▶ _Task directions_: Make an exact copy of all the data.

━━━━━ Data lines

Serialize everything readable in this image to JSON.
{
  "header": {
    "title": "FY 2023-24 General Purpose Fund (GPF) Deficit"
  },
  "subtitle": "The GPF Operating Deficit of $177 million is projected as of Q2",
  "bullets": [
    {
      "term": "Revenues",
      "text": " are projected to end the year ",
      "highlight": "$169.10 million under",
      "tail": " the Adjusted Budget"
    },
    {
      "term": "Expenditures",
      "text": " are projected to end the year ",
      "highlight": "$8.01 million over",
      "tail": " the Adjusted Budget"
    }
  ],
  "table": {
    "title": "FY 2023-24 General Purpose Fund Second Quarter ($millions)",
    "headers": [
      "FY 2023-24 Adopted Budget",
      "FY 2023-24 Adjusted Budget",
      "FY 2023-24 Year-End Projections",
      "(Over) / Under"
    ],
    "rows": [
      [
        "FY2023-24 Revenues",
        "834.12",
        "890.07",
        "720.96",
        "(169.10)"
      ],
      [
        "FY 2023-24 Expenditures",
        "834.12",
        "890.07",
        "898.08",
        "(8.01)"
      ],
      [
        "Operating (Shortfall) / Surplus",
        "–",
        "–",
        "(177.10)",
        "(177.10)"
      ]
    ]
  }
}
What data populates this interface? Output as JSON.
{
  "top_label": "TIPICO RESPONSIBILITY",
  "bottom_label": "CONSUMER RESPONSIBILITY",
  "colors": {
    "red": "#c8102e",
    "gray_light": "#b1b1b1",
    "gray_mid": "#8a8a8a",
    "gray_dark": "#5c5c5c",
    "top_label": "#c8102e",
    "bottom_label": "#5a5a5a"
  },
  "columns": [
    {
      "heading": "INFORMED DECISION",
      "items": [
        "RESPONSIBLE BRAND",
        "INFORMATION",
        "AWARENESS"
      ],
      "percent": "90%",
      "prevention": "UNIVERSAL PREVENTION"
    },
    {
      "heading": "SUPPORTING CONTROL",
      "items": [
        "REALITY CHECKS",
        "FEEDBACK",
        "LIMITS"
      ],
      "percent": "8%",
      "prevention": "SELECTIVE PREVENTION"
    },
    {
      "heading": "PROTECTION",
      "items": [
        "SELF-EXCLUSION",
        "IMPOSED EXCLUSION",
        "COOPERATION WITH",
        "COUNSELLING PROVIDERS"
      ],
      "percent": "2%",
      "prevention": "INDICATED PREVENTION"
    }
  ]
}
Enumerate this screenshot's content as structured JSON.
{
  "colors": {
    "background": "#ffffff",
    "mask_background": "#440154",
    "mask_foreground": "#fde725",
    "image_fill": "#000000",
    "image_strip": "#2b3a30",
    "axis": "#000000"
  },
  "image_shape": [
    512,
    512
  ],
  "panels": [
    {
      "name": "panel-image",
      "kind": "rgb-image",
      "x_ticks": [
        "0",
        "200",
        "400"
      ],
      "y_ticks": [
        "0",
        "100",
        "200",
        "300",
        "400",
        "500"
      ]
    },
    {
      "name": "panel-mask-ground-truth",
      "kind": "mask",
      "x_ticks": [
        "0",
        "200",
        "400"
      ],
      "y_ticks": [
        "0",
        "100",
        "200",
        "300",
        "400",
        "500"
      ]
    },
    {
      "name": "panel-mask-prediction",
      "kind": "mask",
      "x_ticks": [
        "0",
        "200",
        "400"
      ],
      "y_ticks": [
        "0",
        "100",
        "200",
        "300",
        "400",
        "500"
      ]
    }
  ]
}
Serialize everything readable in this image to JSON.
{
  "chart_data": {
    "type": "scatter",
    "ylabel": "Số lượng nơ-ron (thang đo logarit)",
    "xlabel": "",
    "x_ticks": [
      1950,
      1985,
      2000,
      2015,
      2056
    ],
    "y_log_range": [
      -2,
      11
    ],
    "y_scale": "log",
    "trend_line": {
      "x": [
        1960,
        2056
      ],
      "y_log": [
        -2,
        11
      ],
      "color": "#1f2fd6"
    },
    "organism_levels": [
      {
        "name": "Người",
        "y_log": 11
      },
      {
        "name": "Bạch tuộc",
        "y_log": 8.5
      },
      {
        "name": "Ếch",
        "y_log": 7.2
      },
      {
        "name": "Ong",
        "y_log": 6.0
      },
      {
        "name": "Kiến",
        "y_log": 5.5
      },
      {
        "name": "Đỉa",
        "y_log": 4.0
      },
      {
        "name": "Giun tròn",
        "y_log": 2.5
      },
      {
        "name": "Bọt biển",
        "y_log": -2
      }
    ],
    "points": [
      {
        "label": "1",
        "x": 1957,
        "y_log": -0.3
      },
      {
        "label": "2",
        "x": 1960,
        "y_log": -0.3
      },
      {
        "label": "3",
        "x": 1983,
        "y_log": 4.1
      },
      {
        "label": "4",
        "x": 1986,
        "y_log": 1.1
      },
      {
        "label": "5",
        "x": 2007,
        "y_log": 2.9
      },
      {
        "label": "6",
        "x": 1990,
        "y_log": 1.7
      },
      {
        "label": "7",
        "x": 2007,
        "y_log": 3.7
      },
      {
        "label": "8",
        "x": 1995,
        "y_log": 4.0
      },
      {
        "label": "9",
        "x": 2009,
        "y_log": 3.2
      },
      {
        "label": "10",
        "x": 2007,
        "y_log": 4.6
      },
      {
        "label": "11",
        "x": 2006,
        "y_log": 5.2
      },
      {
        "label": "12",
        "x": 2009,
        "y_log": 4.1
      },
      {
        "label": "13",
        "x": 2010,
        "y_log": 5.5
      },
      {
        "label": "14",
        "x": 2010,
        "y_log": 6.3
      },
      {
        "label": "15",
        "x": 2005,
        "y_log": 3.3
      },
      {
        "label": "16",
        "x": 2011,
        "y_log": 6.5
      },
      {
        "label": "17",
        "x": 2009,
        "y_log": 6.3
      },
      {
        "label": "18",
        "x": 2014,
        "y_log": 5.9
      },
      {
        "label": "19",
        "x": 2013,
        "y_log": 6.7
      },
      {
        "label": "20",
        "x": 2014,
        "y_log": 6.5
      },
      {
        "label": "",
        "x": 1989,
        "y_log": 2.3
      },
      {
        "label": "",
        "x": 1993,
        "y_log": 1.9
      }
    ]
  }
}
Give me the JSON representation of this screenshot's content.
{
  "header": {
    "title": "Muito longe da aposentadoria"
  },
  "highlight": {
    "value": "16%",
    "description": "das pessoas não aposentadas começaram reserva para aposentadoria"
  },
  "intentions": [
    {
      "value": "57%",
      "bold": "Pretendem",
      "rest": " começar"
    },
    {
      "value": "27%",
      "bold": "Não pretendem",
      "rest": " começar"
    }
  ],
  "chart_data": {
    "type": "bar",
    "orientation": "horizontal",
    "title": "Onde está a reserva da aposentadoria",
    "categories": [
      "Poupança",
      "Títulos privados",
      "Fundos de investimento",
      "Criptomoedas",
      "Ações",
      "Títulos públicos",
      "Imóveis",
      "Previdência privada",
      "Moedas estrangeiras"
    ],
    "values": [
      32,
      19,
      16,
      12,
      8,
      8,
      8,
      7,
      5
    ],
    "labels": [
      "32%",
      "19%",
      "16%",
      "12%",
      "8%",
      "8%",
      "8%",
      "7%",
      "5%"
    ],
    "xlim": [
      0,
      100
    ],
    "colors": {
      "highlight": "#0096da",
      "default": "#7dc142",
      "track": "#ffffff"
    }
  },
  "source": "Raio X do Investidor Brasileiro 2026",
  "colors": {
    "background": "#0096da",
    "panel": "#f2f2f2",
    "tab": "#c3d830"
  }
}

━━━━━━━━━━

▶ _Exercise output_:
Serialize everything readable in this image to JSON.
{
  "header": {
    "title": "FY 2023-24 General Purpose Fund (GPF) Deficit"
  },
  "subtitle": "The GPF Operating Deficit of $177 million is projected as of Q2",
  "bullets": [
    {
      "term": "Revenues",
      "text": " are projected to end the year ",
      "highlight": "$169.10 million under",
      "tail": " the Adjusted Budget"
    },
    {
      "term": "Expenditures",
      "text": " are projected to end the year ",
      "highlight": "$8.01 million over",
      "tail": " the Adjusted Budget"
    }
  ],
  "table": {
    "title": "FY 2023-24 General Purpose Fund Second Quarter ($millions)",
    "headers": [
      "FY 2023-24 Adopted Budget",
      "FY 2023-24 Adjusted Budget",
      "FY 2023-24 Year-End Projections",
      "(Over) / Under"
    ],
    "rows": [
      [
        "FY2023-24 Revenues",
        "834.12",
        "890.07",
        "720.96",
        "(169.10)"
      ],
      [
        "FY 2023-24 Expenditures",
        "834.12",
        "890.07",
        "898.08",
        "(8.01)"
      ],
      [
        "Operating (Shortfall) / Surplus",
        "–",
        "–",
        "(177.10)",
        "(177.10)"
      ]
    ]
  }
}
What data populates this interface? Output as JSON.
{
  "top_label": "TIPICO RESPONSIBILITY",
  "bottom_label": "CONSUMER RESPONSIBILITY",
  "colors": {
    "red": "#c8102e",
    "gray_light": "#b1b1b1",
    "gray_mid": "#8a8a8a",
    "gray_dark": "#5c5c5c",
    "top_label": "#c8102e",
    "bottom_label": "#5a5a5a"
  },
  "columns": [
    {
      "heading": "INFORMED DECISION",
      "items": [
        "RESPONSIBLE BRAND",
        "INFORMATION",
        "AWARENESS"
      ],
      "percent": "90%",
      "prevention": "UNIVERSAL PREVENTION"
    },
    {
      "heading": "SUPPORTING CONTROL",
      "items": [
        "REALITY CHECKS",
        "FEEDBACK",
        "LIMITS"
      ],
      "percent": "8%",
      "prevention": "SELECTIVE PREVENTION"
    },
    {
      "heading": "PROTECTION",
      "items": [
        "SELF-EXCLUSION",
        "IMPOSED EXCLUSION",
        "COOPERATION WITH",
        "COUNSELLING PROVIDERS"
      ],
      "percent": "2%",
      "prevention": "INDICATED PREVENTION"
    }
  ]
}
Enumerate this screenshot's content as structured JSON.
{
  "colors": {
    "background": "#ffffff",
    "mask_background": "#440154",
    "mask_foreground": "#fde725",
    "image_fill": "#000000",
    "image_strip": "#2b3a30",
    "axis": "#000000"
  },
  "image_shape": [
    512,
    512
  ],
  "panels": [
    {
      "name": "panel-image",
      "kind": "rgb-image",
      "x_ticks": [
        "0",
        "200",
        "400"
      ],
      "y_ticks": [
        "0",
        "100",
        "200",
        "300",
        "400",
        "500"
      ]
    },
    {
      "name": "panel-mask-ground-truth",
      "kind": "mask",
      "x_ticks": [
        "0",
        "200",
        "400"
      ],
      "y_ticks": [
        "0",
        "100",
        "200",
        "300",
        "400",
        "500"
      ]
    },
    {
      "name": "panel-mask-prediction",
      "kind": "mask",
      "x_ticks": [
        "0",
        "200",
        "400"
      ],
      "y_ticks": [
        "0",
        "100",
        "200",
        "300",
        "400",
        "500"
      ]
    }
  ]
}
Serialize everything readable in this image to JSON.
{
  "chart_data": {
    "type": "scatter",
    "ylabel": "Số lượng nơ-ron (thang đo logarit)",
    "xlabel": "",
    "x_ticks": [
      1950,
      1985,
      2000,
      2015,
      2056
    ],
    "y_log_range": [
      -2,
      11
    ],
    "y_scale": "log",
    "trend_line": {
      "x": [
        1960,
        2056
      ],
      "y_log": [
        -2,
        11
      ],
      "color": "#1f2fd6"
    },
    "organism_levels": [
      {
        "name": "Người",
        "y_log": 11
      },
      {
        "name": "Bạch tuộc",
        "y_log": 8.5
      },
      {
        "name": "Ếch",
        "y_log": 7.2
      },
      {
        "name": "Ong",
        "y_log": 6.0
      },
      {
        "name": "Kiến",
        "y_log": 5.5
      },
      {
        "name": "Đỉa",
        "y_log": 4.0
      },
      {
        "name": "Giun tròn",
        "y_log": 2.5
      },
      {
        "name": "Bọt biển",
        "y_log": -2
      }
    ],
    "points": [
      {
        "label": "1",
        "x": 1957,
        "y_log": -0.3
      },
      {
        "label": "2",
        "x": 1960,
        "y_log": -0.3
      },
      {
        "label": "3",
        "x": 1983,
        "y_log": 4.1
      },
      {
        "label": "4",
        "x": 1986,
        "y_log": 1.1
      },
      {
        "label": "5",
        "x": 2007,
        "y_log": 2.9
      },
      {
        "label": "6",
        "x": 1990,
        "y_log": 1.7
      },
      {
        "label": "7",
        "x": 2007,
        "y_log": 3.7
      },
      {
        "label": "8",
        "x": 1995,
        "y_log": 4.0
      },
      {
        "label": "9",
        "x": 2009,
        "y_log": 3.2
      },
      {
        "label": "10",
        "x": 2007,
        "y_log": 4.6
      },
      {
        "label": "11",
        "x": 2006,
        "y_log": 5.2
      },
      {
        "label": "12",
        "x": 2009,
        "y_log": 4.1
      },
      {
        "label": "13",
        "x": 2010,
        "y_log": 5.5
      },
      {
        "label": "14",
        "x": 2010,
        "y_log": 6.3
      },
      {
        "label": "15",
        "x": 2005,
        "y_log": 3.3
      },
      {
        "label": "16",
        "x": 2011,
        "y_log": 6.5
      },
      {
        "label": "17",
        "x": 2009,
        "y_log": 6.3
      },
      {
        "label": "18",
        "x": 2014,
        "y_log": 5.9
      },
      {
        "label": "19",
        "x": 2013,
        "y_log": 6.7
      },
      {
        "label": "20",
        "x": 2014,
        "y_log": 6.5
      },
      {
        "label": "",
        "x": 1989,
        "y_log": 2.3
      },
      {
        "label": "",
        "x": 1993,
        "y_log": 1.9
      }
    ]
  }
}
Give me the JSON representation of this screenshot's content.
{
  "header": {
    "title": "Muito longe da aposentadoria"
  },
  "highlight": {
    "value": "16%",
    "description": "das pessoas não aposentadas começaram reserva para aposentadoria"
  },
  "intentions": [
    {
      "value": "57%",
      "bold": "Pretendem",
      "rest": " começar"
    },
    {
      "value": "27%",
      "bold": "Não pretendem",
      "rest": " começar"
    }
  ],
  "chart_data": {
    "type": "bar",
    "orientation": "horizontal",
    "title": "Onde está a reserva da aposentadoria",
    "categories": [
      "Poupança",
      "Títulos privados",
      "Fundos de investimento",
      "Criptomoedas",
      "Ações",
      "Títulos públicos",
      "Imóveis",
      "Previdência privada",
      "Moedas estrangeiras"
    ],
    "values": [
      32,
      19,
      16,
      12,
      8,
      8,
      8,
      7,
      5
    ],
    "labels": [
      "32%",
      "19%",
      "16%",
      "12%",
      "8%",
      "8%",
      "8%",
      "7%",
      "5%"
    ],
    "xlim": [
      0,
      100
    ],
    "colors": {
      "highlight": "#0096da",
      "default": "#7dc142",
      "track": "#ffffff"
    }
  },
  "source": "Raio X do Investidor Brasileiro 2026",
  "colors": {
    "background": "#0096da",
    "panel": "#f2f2f2",
    "tab": "#c3d830"
  }
}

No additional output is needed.